** begin DATA TO PROCESS **

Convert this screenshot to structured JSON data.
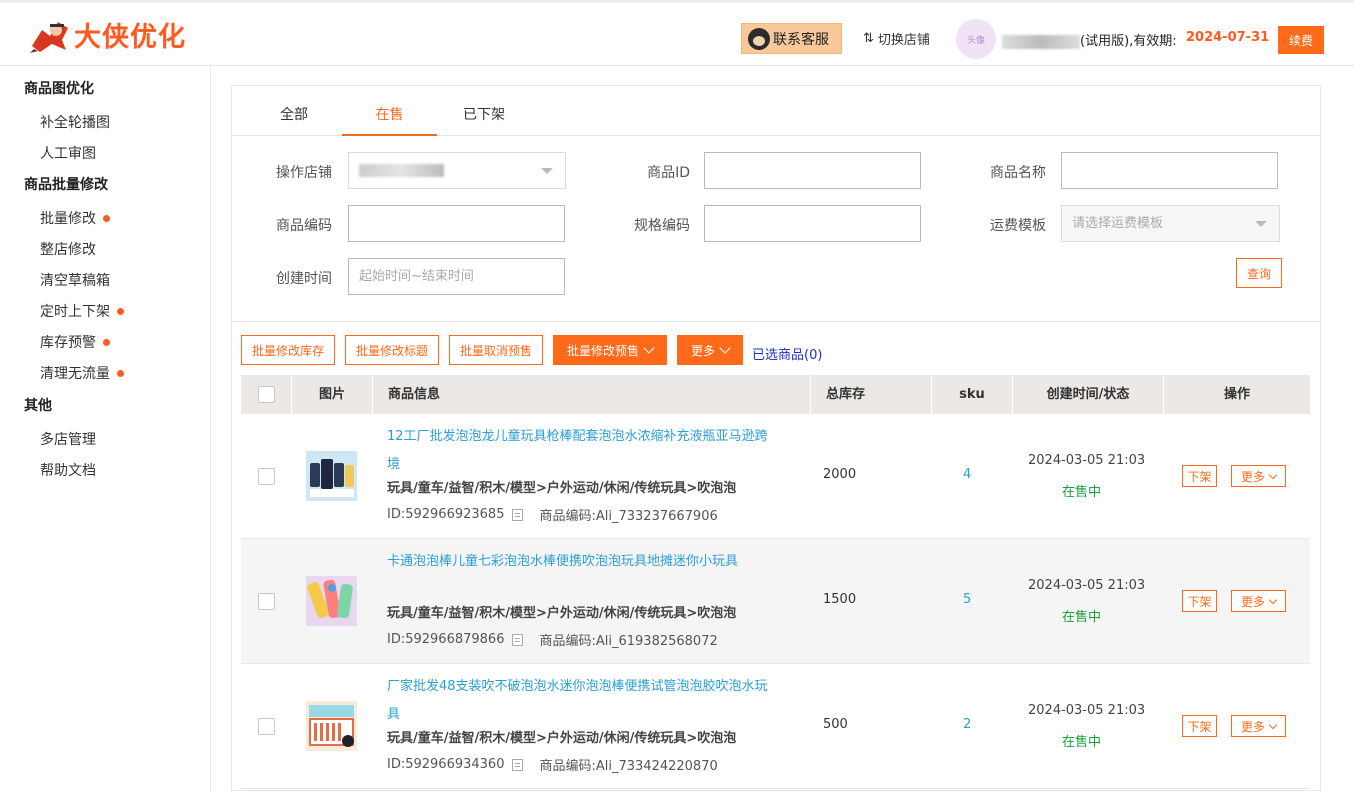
{
  "header": {
    "logo_text": "大侠优化",
    "service_label": "联系客服",
    "switch_shop_label": "切换店铺",
    "switch_icon": "⇅",
    "avatar_text": "头像",
    "user_suffix": "(试用版),有效期:",
    "expiry_date": "2024-07-31",
    "renew_label": "续费"
  },
  "sidebar": {
    "groups": [
      {
        "label": "商品图优化"
      },
      {
        "label": "商品批量修改"
      },
      {
        "label": "其他"
      }
    ],
    "items": [
      {
        "label": "补全轮播图"
      },
      {
        "label": "人工审图"
      },
      {
        "label": "批量修改"
      },
      {
        "label": "整店修改"
      },
      {
        "label": "清空草稿箱"
      },
      {
        "label": "定时上下架"
      },
      {
        "label": "库存预警"
      },
      {
        "label": "清理无流量"
      },
      {
        "label": "多店管理"
      },
      {
        "label": "帮助文档"
      }
    ]
  },
  "tabs": [
    {
      "label": "全部"
    },
    {
      "label": "在售"
    },
    {
      "label": "已下架"
    }
  ],
  "filters": {
    "shop_label": "操作店铺",
    "product_id_label": "商品ID",
    "product_name_label": "商品名称",
    "product_code_label": "商品编码",
    "spec_code_label": "规格编码",
    "freight_label": "运费模板",
    "freight_placeholder": "请选择运费模板",
    "created_label": "创建时间",
    "created_placeholder": "起始时间~结束时间",
    "query_label": "查询"
  },
  "actions": {
    "batch_stock": "批量修改库存",
    "batch_title": "批量修改标题",
    "batch_cancel_presale": "批量取消预售",
    "batch_presale": "批量修改预售",
    "more": "更多",
    "selected": "已选商品(0)"
  },
  "table": {
    "headers": {
      "image": "图片",
      "info": "商品信息",
      "stock": "总库存",
      "sku": "sku",
      "created": "创建时间/状态",
      "ops": "操作"
    },
    "rows": [
      {
        "title": "12工厂批发泡泡龙儿童玩具枪棒配套泡泡水浓缩补充液瓶亚马逊跨境",
        "category": "玩具/童车/益智/积木/模型>户外运动/休闲/传统玩具>吹泡泡",
        "id_text": "ID:592966923685",
        "code_text": "商品编码:Ali_733237667906",
        "stock": "2000",
        "sku": "4",
        "created": "2024-03-05 21:03",
        "status": "在售中",
        "op_down": "下架",
        "op_more": "更多"
      },
      {
        "title": "卡通泡泡棒儿童七彩泡泡水棒便携吹泡泡玩具地摊迷你小玩具",
        "category": "玩具/童车/益智/积木/模型>户外运动/休闲/传统玩具>吹泡泡",
        "id_text": "ID:592966879866",
        "code_text": "商品编码:Ali_619382568072",
        "stock": "1500",
        "sku": "5",
        "created": "2024-03-05 21:03",
        "status": "在售中",
        "op_down": "下架",
        "op_more": "更多"
      },
      {
        "title": "厂家批发48支装吹不破泡泡水迷你泡泡棒便携试管泡泡胶吹泡水玩具",
        "category": "玩具/童车/益智/积木/模型>户外运动/休闲/传统玩具>吹泡泡",
        "id_text": "ID:592966934360",
        "code_text": "商品编码:Ali_733424220870",
        "stock": "500",
        "sku": "2",
        "created": "2024-03-05 21:03",
        "status": "在售中",
        "op_down": "下架",
        "op_more": "更多"
      }
    ]
  },
  "colors": {
    "accent": "#ff6a1a",
    "link": "#2a9fd6",
    "status_green": "#19a03a"
  }
}
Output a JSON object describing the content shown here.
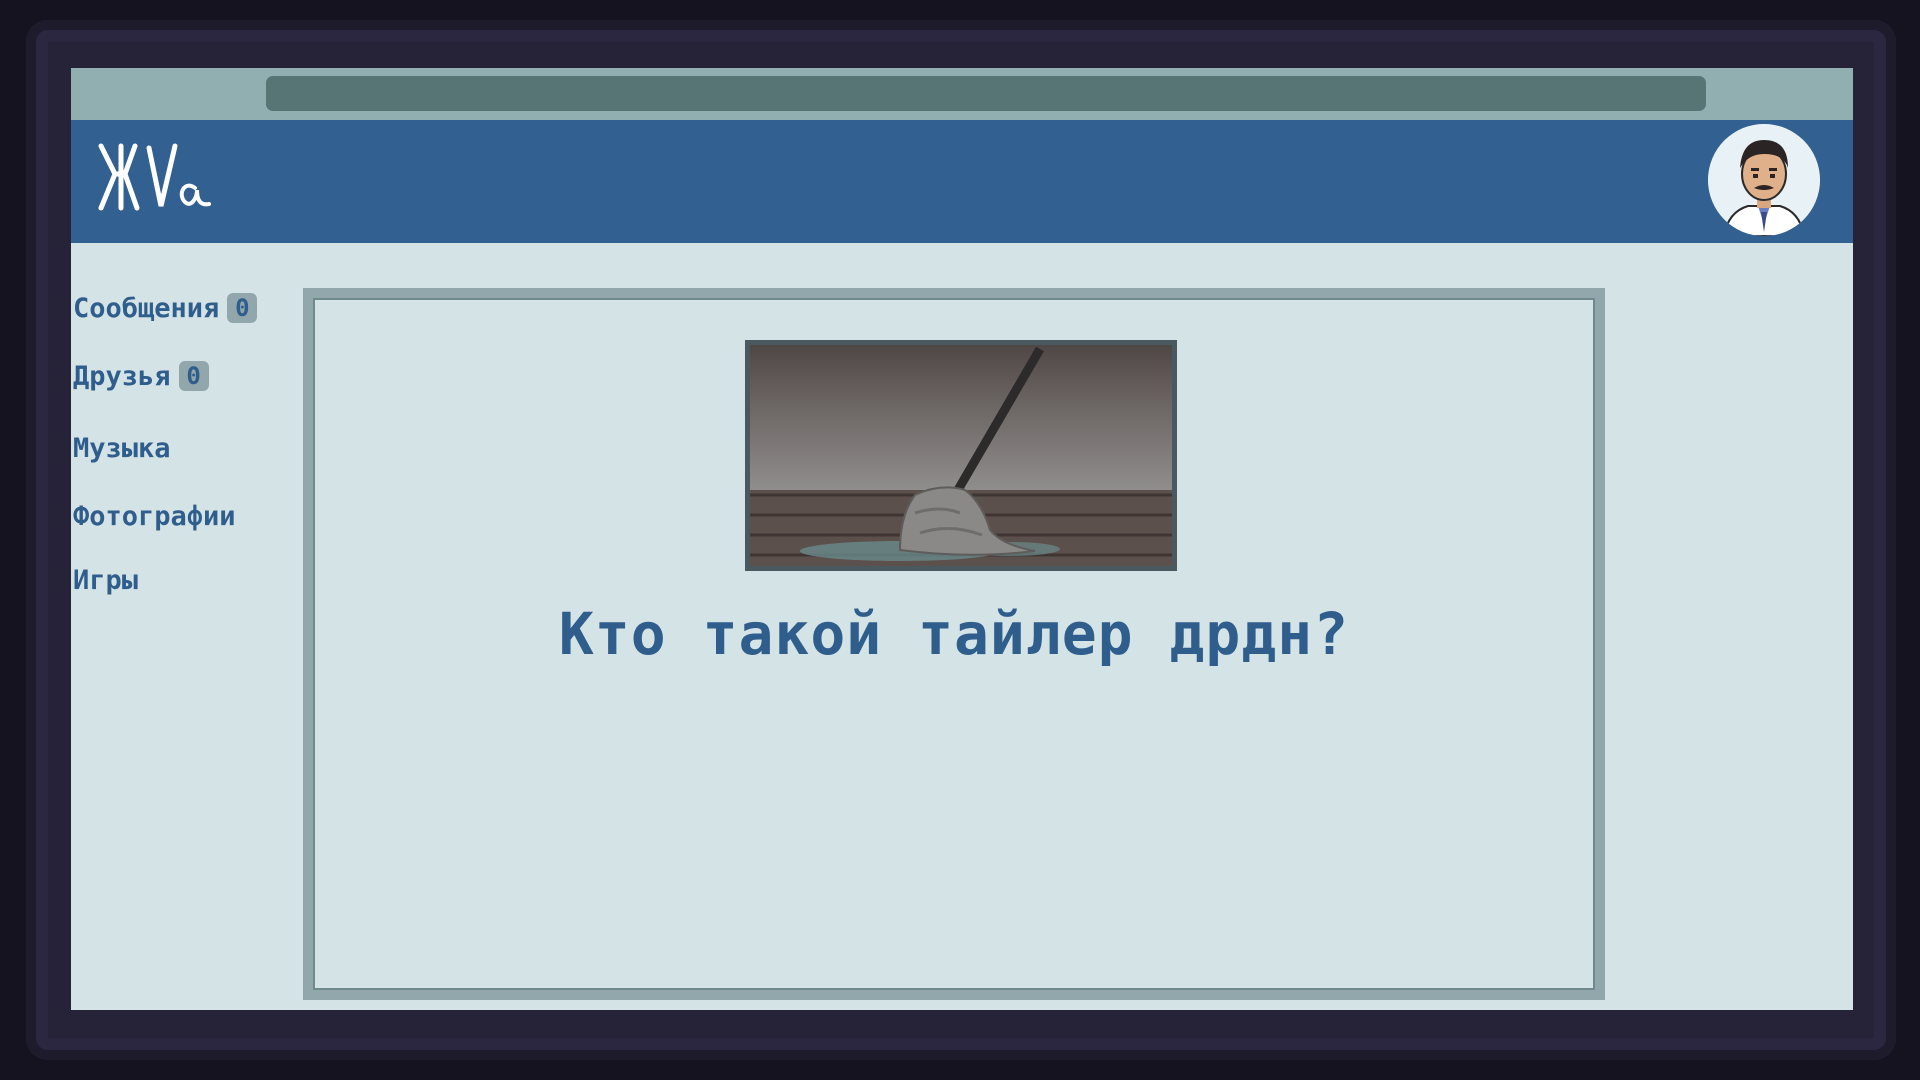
{
  "app": {
    "logo_text": "ЖVa"
  },
  "colors": {
    "header": "#326091",
    "background": "#d4e3e6",
    "text": "#2f5d8c",
    "topbar": "#91aeb0",
    "addressbar": "#587575",
    "badge": "#91a7ab"
  },
  "sidebar": {
    "items": [
      {
        "label": "Сообщения",
        "badge": "0",
        "icon": "none"
      },
      {
        "label": "Друзья",
        "badge": "0",
        "icon": "none"
      },
      {
        "label": "Музыка"
      },
      {
        "label": "Фотографии"
      },
      {
        "label": "Игры"
      }
    ]
  },
  "main": {
    "image": "mop-on-wet-floor-icon",
    "question": "Кто такой тайлер дрдн?"
  },
  "header": {
    "avatar": "man-with-mustache-avatar"
  }
}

** end DATA TO PROCESS **

In the copy, include all records verbatim but no images.

Convert this screenshot to structured JSON data.
{
  "header": {
    "logo_text": "大侠优化",
    "service_label": "联系客服",
    "switch_shop_label": "切换店铺",
    "switch_icon": "⇅",
    "avatar_text": "头像",
    "user_suffix": "(试用版),有效期:",
    "expiry_date": "2024-07-31",
    "renew_label": "续费"
  },
  "sidebar": {
    "groups": [
      {
        "label": "商品图优化"
      },
      {
        "label": "商品批量修改"
      },
      {
        "label": "其他"
      }
    ],
    "items": [
      {
        "label": "补全轮播图"
      },
      {
        "label": "人工审图"
      },
      {
        "label": "批量修改"
      },
      {
        "label": "整店修改"
      },
      {
        "label": "清空草稿箱"
      },
      {
        "label": "定时上下架"
      },
      {
        "label": "库存预警"
      },
      {
        "label": "清理无流量"
      },
      {
        "label": "多店管理"
      },
      {
        "label": "帮助文档"
      }
    ]
  },
  "tabs": [
    {
      "label": "全部"
    },
    {
      "label": "在售"
    },
    {
      "label": "已下架"
    }
  ],
  "filters": {
    "shop_label": "操作店铺",
    "product_id_label": "商品ID",
    "product_name_label": "商品名称",
    "product_code_label": "商品编码",
    "spec_code_label": "规格编码",
    "freight_label": "运费模板",
    "freight_placeholder": "请选择运费模板",
    "created_label": "创建时间",
    "created_placeholder": "起始时间~结束时间",
    "query_label": "查询"
  },
  "actions": {
    "batch_stock": "批量修改库存",
    "batch_title": "批量修改标题",
    "batch_cancel_presale": "批量取消预售",
    "batch_presale": "批量修改预售",
    "more": "更多",
    "selected": "已选商品(0)"
  },
  "table": {
    "headers": {
      "image": "图片",
      "info": "商品信息",
      "stock": "总库存",
      "sku": "sku",
      "created": "创建时间/状态",
      "ops": "操作"
    },
    "rows": [
      {
        "title": "12工厂批发泡泡龙儿童玩具枪棒配套泡泡水浓缩补充液瓶亚马逊跨境",
        "category": "玩具/童车/益智/积木/模型>户外运动/休闲/传统玩具>吹泡泡",
        "id_text": "ID:592966923685",
        "code_text": "商品编码:Ali_733237667906",
        "stock": "2000",
        "sku": "4",
        "created": "2024-03-05 21:03",
        "status": "在售中",
        "op_down": "下架",
        "op_more": "更多"
      },
      {
        "title": "卡通泡泡棒儿童七彩泡泡水棒便携吹泡泡玩具地摊迷你小玩具",
        "category": "玩具/童车/益智/积木/模型>户外运动/休闲/传统玩具>吹泡泡",
        "id_text": "ID:592966879866",
        "code_text": "商品编码:Ali_619382568072",
        "stock": "1500",
        "sku": "5",
        "created": "2024-03-05 21:03",
        "status": "在售中",
        "op_down": "下架",
        "op_more": "更多"
      },
      {
        "title": "厂家批发48支装吹不破泡泡水迷你泡泡棒便携试管泡泡胶吹泡水玩具",
        "category": "玩具/童车/益智/积木/模型>户外运动/休闲/传统玩具>吹泡泡",
        "id_text": "ID:592966934360",
        "code_text": "商品编码:Ali_733424220870",
        "stock": "500",
        "sku": "2",
        "created": "2024-03-05 21:03",
        "status": "在售中",
        "op_down": "下架",
        "op_more": "更多"
      }
    ]
  },
  "colors": {
    "accent": "#ff6a1a",
    "link": "#2a9fd6",
    "status_green": "#19a03a"
  }
}
Output a JSON object describing the content shown here.
{
  "app": {
    "logo_text": "ЖVa"
  },
  "colors": {
    "header": "#326091",
    "background": "#d4e3e6",
    "text": "#2f5d8c",
    "topbar": "#91aeb0",
    "addressbar": "#587575",
    "badge": "#91a7ab"
  },
  "sidebar": {
    "items": [
      {
        "label": "Сообщения",
        "badge": "0",
        "icon": "none"
      },
      {
        "label": "Друзья",
        "badge": "0",
        "icon": "none"
      },
      {
        "label": "Музыка"
      },
      {
        "label": "Фотографии"
      },
      {
        "label": "Игры"
      }
    ]
  },
  "main": {
    "image": "mop-on-wet-floor-icon",
    "question": "Кто такой тайлер дрдн?"
  },
  "header": {
    "avatar": "man-with-mustache-avatar"
  }
}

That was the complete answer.